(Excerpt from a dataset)
* * * * * * *

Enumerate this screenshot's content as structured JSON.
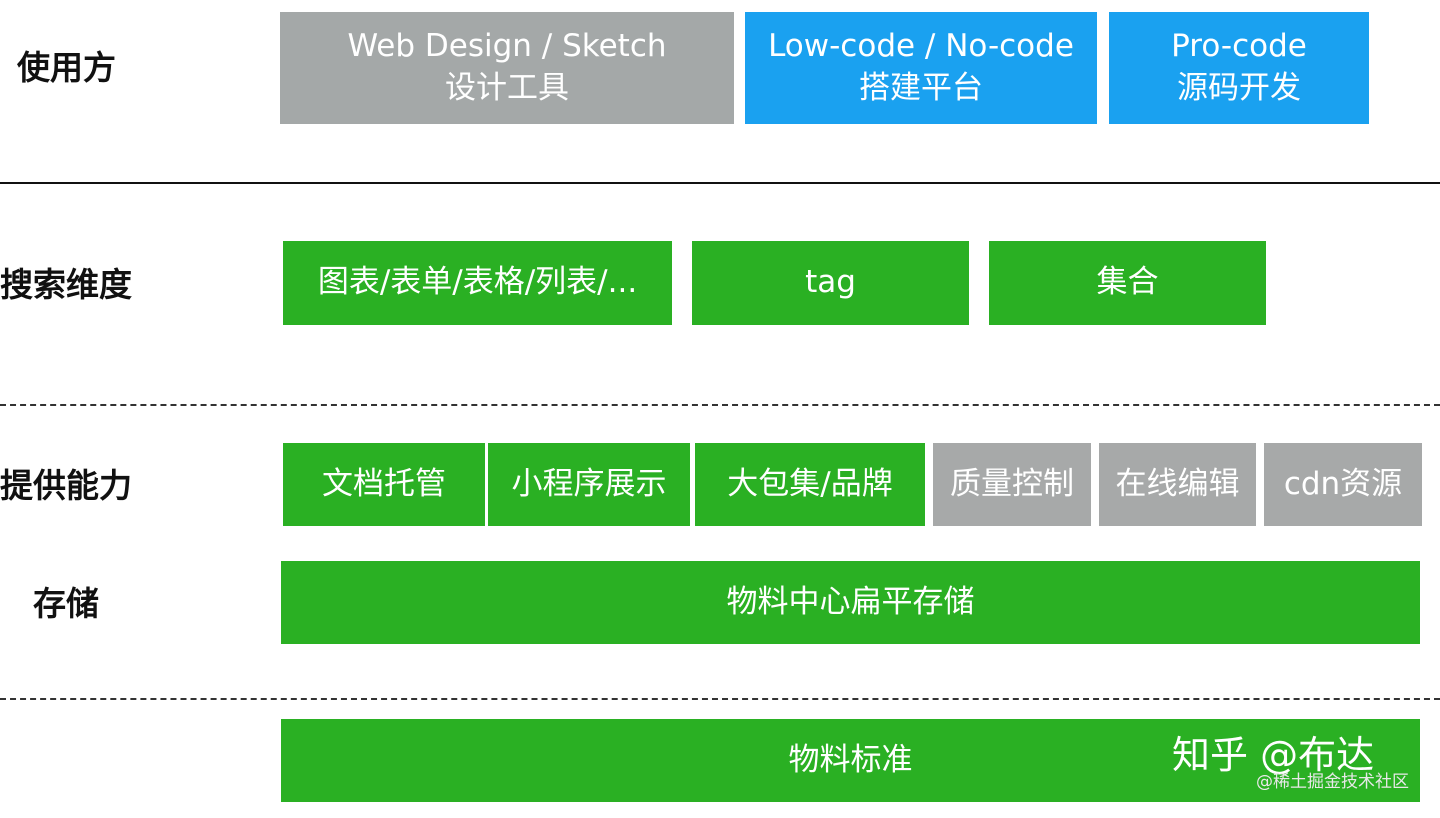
{
  "rows": {
    "users": {
      "label": "使用方",
      "boxes": [
        {
          "line1": "Web Design / Sketch",
          "line2": "设计工具"
        },
        {
          "line1": "Low-code / No-code",
          "line2": "搭建平台"
        },
        {
          "line1": "Pro-code",
          "line2": "源码开发"
        }
      ]
    },
    "search": {
      "label": "搜索维度",
      "boxes": [
        "图表/表单/表格/列表/...",
        "tag",
        "集合"
      ]
    },
    "capability": {
      "label": "提供能力",
      "boxes": [
        "文档托管",
        "小程序展示",
        "大包集/品牌",
        "质量控制",
        "在线编辑",
        "cdn资源"
      ]
    },
    "storage": {
      "label": "存储",
      "box": "物料中心扁平存储"
    },
    "standard": {
      "box": "物料标准"
    }
  },
  "watermark": {
    "main": "知乎 @布达",
    "sub": "@稀土掘金技术社区"
  },
  "colors": {
    "gray": "#a4a8a8",
    "blue": "#1aa1f0",
    "green": "#2ab023",
    "line": "#111111"
  }
}
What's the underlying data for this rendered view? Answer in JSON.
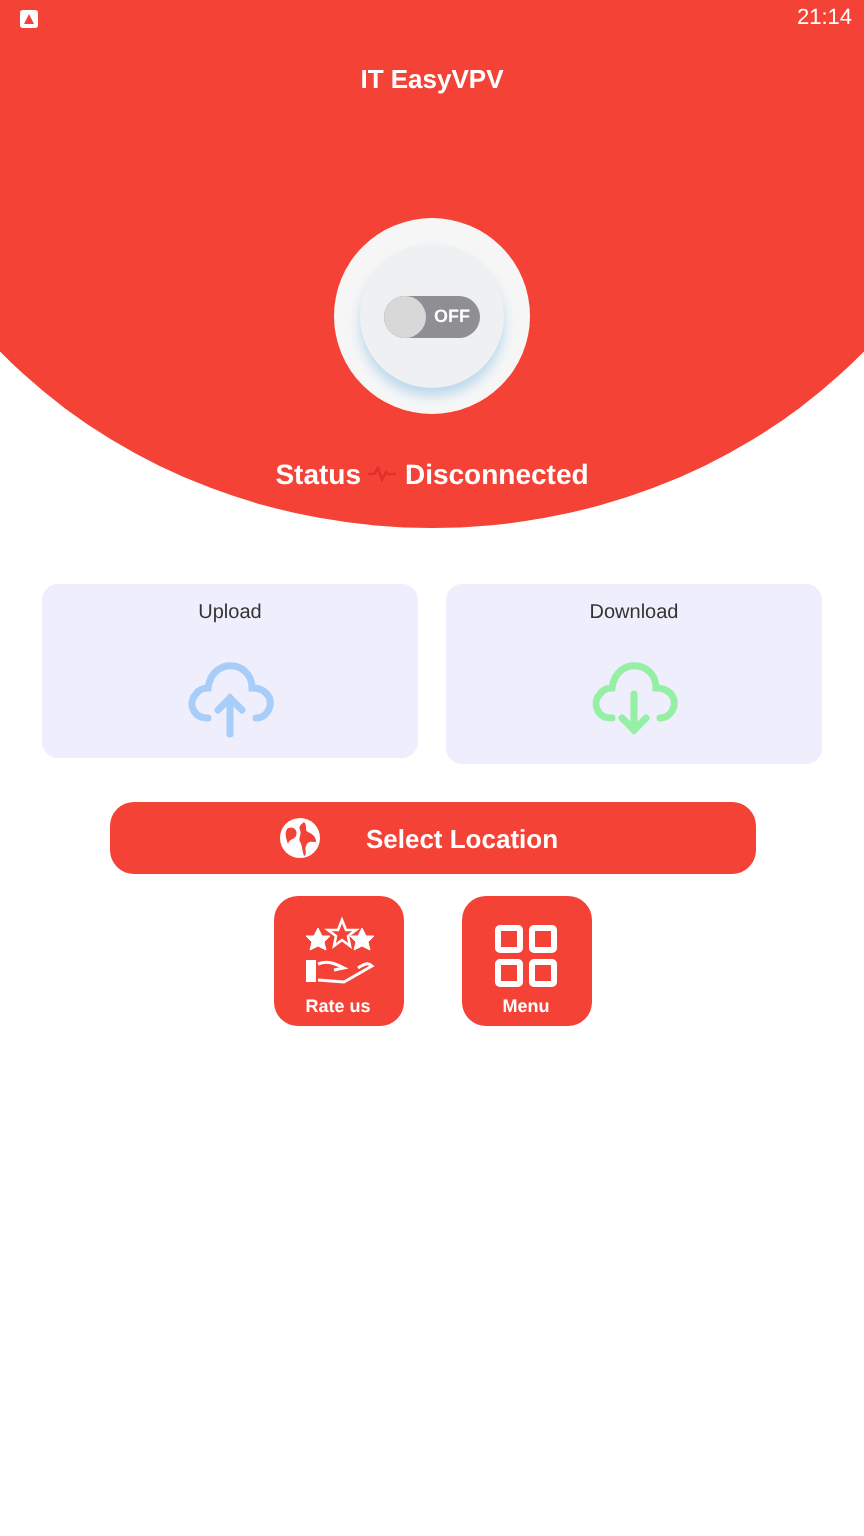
{
  "status_bar": {
    "time": "21:14"
  },
  "app_title": "IT EasyVPV",
  "connect_switch": {
    "label": "OFF",
    "on": false
  },
  "status": {
    "label": "Status",
    "value": "Disconnected"
  },
  "stats": [
    {
      "kind": "upload",
      "label": "Upload"
    },
    {
      "kind": "download",
      "label": "Download"
    }
  ],
  "location_button": "Select Location",
  "actions": [
    {
      "kind": "rate",
      "label": "Rate us"
    },
    {
      "kind": "menu",
      "label": "Menu"
    }
  ]
}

* * * * * * *

Copy every line of the material in which the word "kind" occurs.

- _Exercise output_
      "kind": "upload",
      "kind": "download",
      "kind": "rate",
      "kind": "menu",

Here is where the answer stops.